> **BAGIAN LATIHAN**:
1. Dalam kutipan dokumen, apa yang kini bisa dilakukan Teteh berkat adanya istri kedua AA?
2. Apa terjemahan bahasa Inggris dari kalimat "Demikian juga mengenai peningkatan ilmu agama, tidak harus dengan menjalani konsep poligami." dalam kutipan dokumen?

> **KUTIPAN DOKUMEN**:

· · · · ·

Terlepas dasarnya karena keyakinan saya dan si perempuan yang berbeda, saya menjadi merenungkan. Apakah saya seorang yang egois sehingga tidak sedikitpun punya niatan berbagi suami? Sungguh sulit saya mencerna atau membayangkan harus berbagi suami/berbagi rumah tangga dengan perempuan lain sekalipun alasan menolong kawan. .

Saya jadi ingat ucapan Si Teteh, istrinya AA Gym. Kan sekarang Teteh mah sudah lega bahkan terbantu sekali dengan adanya istri kedua AA. Teteh bisa punya waktu lebih banyak untuk istirahat atau keliling daerah untuk ber Dai.
Dan si AA menambahkan dengan berpoligami, AA memberi kesempatan pada Teteh untuk lebih meningkatkan ilmu agamanya.

Saya heran dan bingung, kalau si Teteh dan si AA memiliki komunikasi yang baik termasuk pengaturan manajemen waktunya. Untuk meringankan beban si Teteh sehingga tetap bisa punya wkatu istirahat dan keliling ber dai kan tidak harus si AA berpoligami.


Rasanya mempekerjakan sekretaris, pengurus rumah atau pembantu rumah tangga, bisa membantu apa yang diinginkan si Teteh. Demikian juga mengenai peningkatan ilmu agama, tidak harus dengan menjalani konsep poligami. Yang tidak bisa cuma urusan ranjang.

· · · · ·

> **MATERI YANG DISEDIAKAN**:
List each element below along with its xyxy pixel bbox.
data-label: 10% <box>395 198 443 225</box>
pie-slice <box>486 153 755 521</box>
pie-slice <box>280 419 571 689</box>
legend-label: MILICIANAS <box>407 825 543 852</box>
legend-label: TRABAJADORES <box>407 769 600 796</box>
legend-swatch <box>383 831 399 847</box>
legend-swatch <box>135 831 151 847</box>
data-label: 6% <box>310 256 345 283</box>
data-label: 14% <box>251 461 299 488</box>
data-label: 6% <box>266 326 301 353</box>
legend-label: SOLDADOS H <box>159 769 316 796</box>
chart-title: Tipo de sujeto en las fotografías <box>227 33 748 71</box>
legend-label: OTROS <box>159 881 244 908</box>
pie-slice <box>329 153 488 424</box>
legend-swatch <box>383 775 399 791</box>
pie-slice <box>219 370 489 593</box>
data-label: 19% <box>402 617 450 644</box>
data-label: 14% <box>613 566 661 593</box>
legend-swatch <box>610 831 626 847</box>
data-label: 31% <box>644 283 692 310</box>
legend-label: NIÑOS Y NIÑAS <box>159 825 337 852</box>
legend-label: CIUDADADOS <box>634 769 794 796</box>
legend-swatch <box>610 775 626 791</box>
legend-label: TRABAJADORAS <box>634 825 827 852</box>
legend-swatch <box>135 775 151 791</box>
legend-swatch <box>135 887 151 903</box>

· · · · ·

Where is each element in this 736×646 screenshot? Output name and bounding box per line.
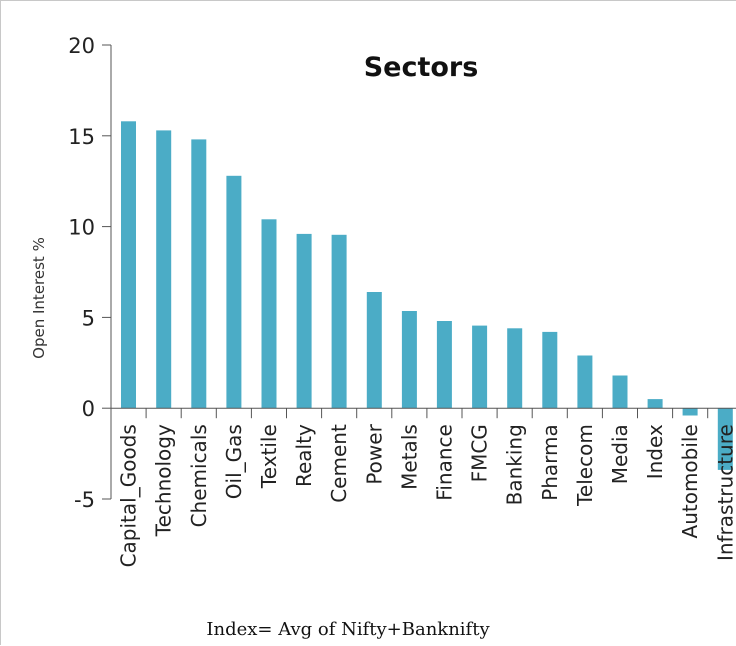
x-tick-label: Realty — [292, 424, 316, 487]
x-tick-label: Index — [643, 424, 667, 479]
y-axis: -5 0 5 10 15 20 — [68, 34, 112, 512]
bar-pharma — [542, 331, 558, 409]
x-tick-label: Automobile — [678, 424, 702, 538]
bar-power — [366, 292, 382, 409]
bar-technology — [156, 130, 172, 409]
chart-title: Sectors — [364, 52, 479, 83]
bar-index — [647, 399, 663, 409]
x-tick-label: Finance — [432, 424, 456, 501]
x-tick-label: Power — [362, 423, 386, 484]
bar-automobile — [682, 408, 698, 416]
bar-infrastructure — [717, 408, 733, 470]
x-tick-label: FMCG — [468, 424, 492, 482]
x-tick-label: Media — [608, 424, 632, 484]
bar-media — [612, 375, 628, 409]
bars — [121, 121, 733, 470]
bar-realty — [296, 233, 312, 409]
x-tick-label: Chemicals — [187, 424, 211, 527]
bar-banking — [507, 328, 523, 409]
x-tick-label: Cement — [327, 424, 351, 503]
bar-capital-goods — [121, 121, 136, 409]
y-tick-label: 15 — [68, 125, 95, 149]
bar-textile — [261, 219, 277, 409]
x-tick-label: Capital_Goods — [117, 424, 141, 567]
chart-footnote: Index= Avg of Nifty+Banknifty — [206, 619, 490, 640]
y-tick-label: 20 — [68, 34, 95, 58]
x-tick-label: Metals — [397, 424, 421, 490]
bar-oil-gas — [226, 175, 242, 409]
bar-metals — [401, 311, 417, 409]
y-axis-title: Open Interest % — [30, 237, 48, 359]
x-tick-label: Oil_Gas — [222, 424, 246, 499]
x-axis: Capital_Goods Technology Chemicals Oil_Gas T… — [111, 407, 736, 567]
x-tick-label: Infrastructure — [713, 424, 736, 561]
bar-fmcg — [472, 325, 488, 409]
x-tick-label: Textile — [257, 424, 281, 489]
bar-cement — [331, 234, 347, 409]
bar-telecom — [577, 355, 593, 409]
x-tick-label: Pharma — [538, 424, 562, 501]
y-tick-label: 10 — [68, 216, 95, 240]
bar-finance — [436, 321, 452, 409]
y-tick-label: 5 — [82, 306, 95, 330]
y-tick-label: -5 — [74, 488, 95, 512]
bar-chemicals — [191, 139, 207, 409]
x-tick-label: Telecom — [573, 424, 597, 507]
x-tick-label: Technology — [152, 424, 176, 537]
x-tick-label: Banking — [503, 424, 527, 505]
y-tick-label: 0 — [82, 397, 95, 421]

· · · · ·

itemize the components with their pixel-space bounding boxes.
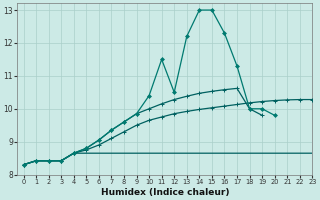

· · · · ·

> **JAWABAN LATIHAN**:
1. Teteh bisa punya waktu lebih banyak untuk istirahat atau keliling daerah untuk ber Dai.

2. Likewise, when it comes to deepening religious knowledge, it does not have to be through practicing polygamy.